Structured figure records

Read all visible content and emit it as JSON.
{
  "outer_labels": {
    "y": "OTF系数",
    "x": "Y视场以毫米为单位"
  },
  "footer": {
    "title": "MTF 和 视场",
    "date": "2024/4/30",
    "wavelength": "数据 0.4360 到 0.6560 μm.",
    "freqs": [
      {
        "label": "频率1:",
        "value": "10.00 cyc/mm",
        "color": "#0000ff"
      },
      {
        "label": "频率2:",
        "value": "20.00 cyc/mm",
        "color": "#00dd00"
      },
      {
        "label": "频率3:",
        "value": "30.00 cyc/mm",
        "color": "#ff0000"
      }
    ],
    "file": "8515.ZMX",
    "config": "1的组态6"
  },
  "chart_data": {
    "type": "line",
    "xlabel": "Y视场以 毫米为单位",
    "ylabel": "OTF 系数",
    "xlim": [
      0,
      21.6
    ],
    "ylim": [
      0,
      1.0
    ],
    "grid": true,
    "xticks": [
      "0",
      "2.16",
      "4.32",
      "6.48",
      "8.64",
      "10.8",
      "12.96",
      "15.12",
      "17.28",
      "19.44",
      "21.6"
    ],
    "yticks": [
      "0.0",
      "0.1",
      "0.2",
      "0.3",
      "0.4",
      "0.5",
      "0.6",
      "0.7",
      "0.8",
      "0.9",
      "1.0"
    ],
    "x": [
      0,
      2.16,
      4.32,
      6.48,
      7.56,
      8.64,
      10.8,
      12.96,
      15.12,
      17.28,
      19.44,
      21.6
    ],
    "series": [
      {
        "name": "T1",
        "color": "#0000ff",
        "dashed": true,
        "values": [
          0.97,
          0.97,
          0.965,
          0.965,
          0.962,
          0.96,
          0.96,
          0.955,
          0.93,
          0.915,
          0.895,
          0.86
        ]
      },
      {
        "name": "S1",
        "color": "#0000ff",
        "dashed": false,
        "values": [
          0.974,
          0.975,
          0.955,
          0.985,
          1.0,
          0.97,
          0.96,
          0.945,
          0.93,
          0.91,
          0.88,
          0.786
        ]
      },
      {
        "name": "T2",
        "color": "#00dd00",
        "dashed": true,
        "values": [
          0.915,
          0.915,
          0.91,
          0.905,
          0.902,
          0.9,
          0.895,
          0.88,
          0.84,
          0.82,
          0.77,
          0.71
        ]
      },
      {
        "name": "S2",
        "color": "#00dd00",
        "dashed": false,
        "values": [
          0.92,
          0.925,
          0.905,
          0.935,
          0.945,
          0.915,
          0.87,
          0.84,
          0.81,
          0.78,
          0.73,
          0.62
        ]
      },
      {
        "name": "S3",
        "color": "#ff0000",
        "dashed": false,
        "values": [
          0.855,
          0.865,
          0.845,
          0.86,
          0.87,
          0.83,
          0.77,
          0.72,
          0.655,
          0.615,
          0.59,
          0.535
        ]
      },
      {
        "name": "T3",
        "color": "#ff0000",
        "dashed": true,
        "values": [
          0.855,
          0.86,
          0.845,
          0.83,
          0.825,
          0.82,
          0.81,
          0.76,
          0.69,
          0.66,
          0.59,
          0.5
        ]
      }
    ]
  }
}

▸ Description of the task: Reproduce the listing in full. Keep it exactly as written.

▸ Exercise response:
Read all visible content and emit it as JSON.
{
  "outer_labels": {
    "y": "OTF系数",
    "x": "Y视场以毫米为单位"
  },
  "footer": {
    "title": "MTF 和 视场",
    "date": "2024/4/30",
    "wavelength": "数据 0.4360 到 0.6560 μm.",
    "freqs": [
      {
        "label": "频率1:",
        "value": "10.00 cyc/mm",
        "color": "#0000ff"
      },
      {
        "label": "频率2:",
        "value": "20.00 cyc/mm",
        "color": "#00dd00"
      },
      {
        "label": "频率3:",
        "value": "30.00 cyc/mm",
        "color": "#ff0000"
      }
    ],
    "file": "8515.ZMX",
    "config": "1的组态6"
  },
  "chart_data": {
    "type": "line",
    "xlabel": "Y视场以 毫米为单位",
    "ylabel": "OTF 系数",
    "xlim": [
      0,
      21.6
    ],
    "ylim": [
      0,
      1.0
    ],
    "grid": true,
    "xticks": [
      "0",
      "2.16",
      "4.32",
      "6.48",
      "8.64",
      "10.8",
      "12.96",
      "15.12",
      "17.28",
      "19.44",
      "21.6"
    ],
    "yticks": [
      "0.0",
      "0.1",
      "0.2",
      "0.3",
      "0.4",
      "0.5",
      "0.6",
      "0.7",
      "0.8",
      "0.9",
      "1.0"
    ],
    "x": [
      0,
      2.16,
      4.32,
      6.48,
      7.56,
      8.64,
      10.8,
      12.96,
      15.12,
      17.28,
      19.44,
      21.6
    ],
    "series": [
      {
        "name": "T1",
        "color": "#0000ff",
        "dashed": true,
        "values": [
          0.97,
          0.97,
          0.965,
          0.965,
          0.962,
          0.96,
          0.96,
          0.955,
          0.93,
          0.915,
          0.895,
          0.86
        ]
      },
      {
        "name": "S1",
        "color": "#0000ff",
        "dashed": false,
        "values": [
          0.974,
          0.975,
          0.955,
          0.985,
          1.0,
          0.97,
          0.96,
          0.945,
          0.93,
          0.91,
          0.88,
          0.786
        ]
      },
      {
        "name": "T2",
        "color": "#00dd00",
        "dashed": true,
        "values": [
          0.915,
          0.915,
          0.91,
          0.905,
          0.902,
          0.9,
          0.895,
          0.88,
          0.84,
          0.82,
          0.77,
          0.71
        ]
      },
      {
        "name": "S2",
        "color": "#00dd00",
        "dashed": false,
        "values": [
          0.92,
          0.925,
          0.905,
          0.935,
          0.945,
          0.915,
          0.87,
          0.84,
          0.81,
          0.78,
          0.73,
          0.62
        ]
      },
      {
        "name": "S3",
        "color": "#ff0000",
        "dashed": false,
        "values": [
          0.855,
          0.865,
          0.845,
          0.86,
          0.87,
          0.83,
          0.77,
          0.72,
          0.655,
          0.615,
          0.59,
          0.535
        ]
      },
      {
        "name": "T3",
        "color": "#ff0000",
        "dashed": true,
        "values": [
          0.855,
          0.86,
          0.845,
          0.83,
          0.825,
          0.82,
          0.81,
          0.76,
          0.69,
          0.66,
          0.59,
          0.5
        ]
      }
    ]
  }
}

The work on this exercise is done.